To do:
Report how many lines hold the string "text". Give the number and nothing else.

********

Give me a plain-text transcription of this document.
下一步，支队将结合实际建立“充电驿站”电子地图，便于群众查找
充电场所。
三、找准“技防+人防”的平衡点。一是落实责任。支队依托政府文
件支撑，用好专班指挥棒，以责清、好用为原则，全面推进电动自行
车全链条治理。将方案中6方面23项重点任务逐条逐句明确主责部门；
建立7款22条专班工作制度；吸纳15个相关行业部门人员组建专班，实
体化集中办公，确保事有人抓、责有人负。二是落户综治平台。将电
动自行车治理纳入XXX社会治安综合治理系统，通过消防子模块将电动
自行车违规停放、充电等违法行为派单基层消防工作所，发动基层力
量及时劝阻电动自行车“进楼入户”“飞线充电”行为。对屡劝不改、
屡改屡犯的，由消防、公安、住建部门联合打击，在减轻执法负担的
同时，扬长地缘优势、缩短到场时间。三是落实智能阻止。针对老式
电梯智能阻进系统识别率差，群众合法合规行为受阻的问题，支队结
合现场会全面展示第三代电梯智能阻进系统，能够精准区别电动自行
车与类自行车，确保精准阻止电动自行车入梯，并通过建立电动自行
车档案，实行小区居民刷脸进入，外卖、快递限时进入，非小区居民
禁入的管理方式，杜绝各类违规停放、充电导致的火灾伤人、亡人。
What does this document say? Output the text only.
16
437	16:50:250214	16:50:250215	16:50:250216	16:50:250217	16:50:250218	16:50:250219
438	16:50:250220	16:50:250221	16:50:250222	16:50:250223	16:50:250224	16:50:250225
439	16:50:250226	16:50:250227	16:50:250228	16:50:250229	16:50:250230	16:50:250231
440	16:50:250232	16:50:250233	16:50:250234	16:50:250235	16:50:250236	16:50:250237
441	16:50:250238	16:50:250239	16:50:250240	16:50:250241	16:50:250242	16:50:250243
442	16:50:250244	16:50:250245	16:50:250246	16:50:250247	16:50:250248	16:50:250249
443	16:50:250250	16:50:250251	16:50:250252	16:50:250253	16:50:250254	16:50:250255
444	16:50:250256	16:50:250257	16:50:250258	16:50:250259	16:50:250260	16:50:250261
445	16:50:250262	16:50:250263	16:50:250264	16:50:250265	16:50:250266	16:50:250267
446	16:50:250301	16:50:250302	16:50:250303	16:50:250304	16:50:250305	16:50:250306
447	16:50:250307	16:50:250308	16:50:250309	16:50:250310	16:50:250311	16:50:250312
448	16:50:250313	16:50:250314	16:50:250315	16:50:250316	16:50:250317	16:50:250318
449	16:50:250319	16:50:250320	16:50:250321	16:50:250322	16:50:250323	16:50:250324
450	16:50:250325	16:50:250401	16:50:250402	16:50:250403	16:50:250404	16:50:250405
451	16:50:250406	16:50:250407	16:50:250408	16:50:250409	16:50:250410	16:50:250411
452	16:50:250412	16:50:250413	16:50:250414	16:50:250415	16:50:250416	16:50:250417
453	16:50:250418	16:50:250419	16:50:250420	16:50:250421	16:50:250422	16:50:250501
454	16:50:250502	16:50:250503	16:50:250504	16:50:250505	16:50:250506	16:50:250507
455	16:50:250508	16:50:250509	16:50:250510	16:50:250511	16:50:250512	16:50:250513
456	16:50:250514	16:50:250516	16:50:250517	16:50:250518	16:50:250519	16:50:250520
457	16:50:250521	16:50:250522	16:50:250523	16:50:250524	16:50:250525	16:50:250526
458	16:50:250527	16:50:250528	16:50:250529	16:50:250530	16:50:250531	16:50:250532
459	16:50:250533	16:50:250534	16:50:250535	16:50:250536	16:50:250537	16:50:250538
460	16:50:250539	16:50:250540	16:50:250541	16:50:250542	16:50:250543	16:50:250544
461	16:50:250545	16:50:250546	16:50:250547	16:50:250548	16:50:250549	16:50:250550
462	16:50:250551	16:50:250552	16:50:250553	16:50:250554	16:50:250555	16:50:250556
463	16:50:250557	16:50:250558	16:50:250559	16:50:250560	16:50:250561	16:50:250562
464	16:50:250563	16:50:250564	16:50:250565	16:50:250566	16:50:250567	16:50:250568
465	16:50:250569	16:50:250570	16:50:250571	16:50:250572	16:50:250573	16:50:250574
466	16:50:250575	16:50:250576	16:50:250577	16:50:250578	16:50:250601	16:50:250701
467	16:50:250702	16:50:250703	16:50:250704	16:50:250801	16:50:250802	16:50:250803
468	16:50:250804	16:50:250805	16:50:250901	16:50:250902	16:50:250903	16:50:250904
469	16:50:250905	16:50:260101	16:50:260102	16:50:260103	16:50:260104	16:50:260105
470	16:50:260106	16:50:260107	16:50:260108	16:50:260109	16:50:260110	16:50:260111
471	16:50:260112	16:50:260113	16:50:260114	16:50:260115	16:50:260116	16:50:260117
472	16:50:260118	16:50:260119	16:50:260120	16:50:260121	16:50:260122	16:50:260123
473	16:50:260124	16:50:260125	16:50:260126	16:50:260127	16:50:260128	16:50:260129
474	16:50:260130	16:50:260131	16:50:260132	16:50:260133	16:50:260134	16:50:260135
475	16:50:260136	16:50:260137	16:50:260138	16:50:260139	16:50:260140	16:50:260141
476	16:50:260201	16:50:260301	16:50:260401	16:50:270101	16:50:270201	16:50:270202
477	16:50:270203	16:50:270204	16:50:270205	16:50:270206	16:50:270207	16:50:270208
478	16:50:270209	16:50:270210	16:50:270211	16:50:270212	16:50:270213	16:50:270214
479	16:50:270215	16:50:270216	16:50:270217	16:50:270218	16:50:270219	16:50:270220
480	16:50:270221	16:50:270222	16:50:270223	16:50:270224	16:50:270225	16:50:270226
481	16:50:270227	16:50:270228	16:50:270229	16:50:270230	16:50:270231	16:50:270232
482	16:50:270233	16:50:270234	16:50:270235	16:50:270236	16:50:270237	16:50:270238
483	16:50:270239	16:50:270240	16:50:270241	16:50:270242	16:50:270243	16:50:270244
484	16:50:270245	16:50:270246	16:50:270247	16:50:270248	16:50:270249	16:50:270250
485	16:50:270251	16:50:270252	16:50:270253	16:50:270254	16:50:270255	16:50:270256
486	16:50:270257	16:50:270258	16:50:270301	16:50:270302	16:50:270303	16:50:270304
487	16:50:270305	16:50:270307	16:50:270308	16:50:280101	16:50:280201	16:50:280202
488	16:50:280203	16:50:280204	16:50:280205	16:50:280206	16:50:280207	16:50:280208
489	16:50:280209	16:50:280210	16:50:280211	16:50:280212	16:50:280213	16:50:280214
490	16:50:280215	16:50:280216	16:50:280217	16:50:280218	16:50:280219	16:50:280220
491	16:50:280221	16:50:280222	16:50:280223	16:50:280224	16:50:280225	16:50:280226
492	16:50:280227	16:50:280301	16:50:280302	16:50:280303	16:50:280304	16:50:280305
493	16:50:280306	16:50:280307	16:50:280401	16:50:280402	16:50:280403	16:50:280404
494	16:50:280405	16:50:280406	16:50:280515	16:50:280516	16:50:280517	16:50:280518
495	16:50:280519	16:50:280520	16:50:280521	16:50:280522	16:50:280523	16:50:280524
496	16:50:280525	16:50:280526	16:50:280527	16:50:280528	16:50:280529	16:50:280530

********

Task output:
2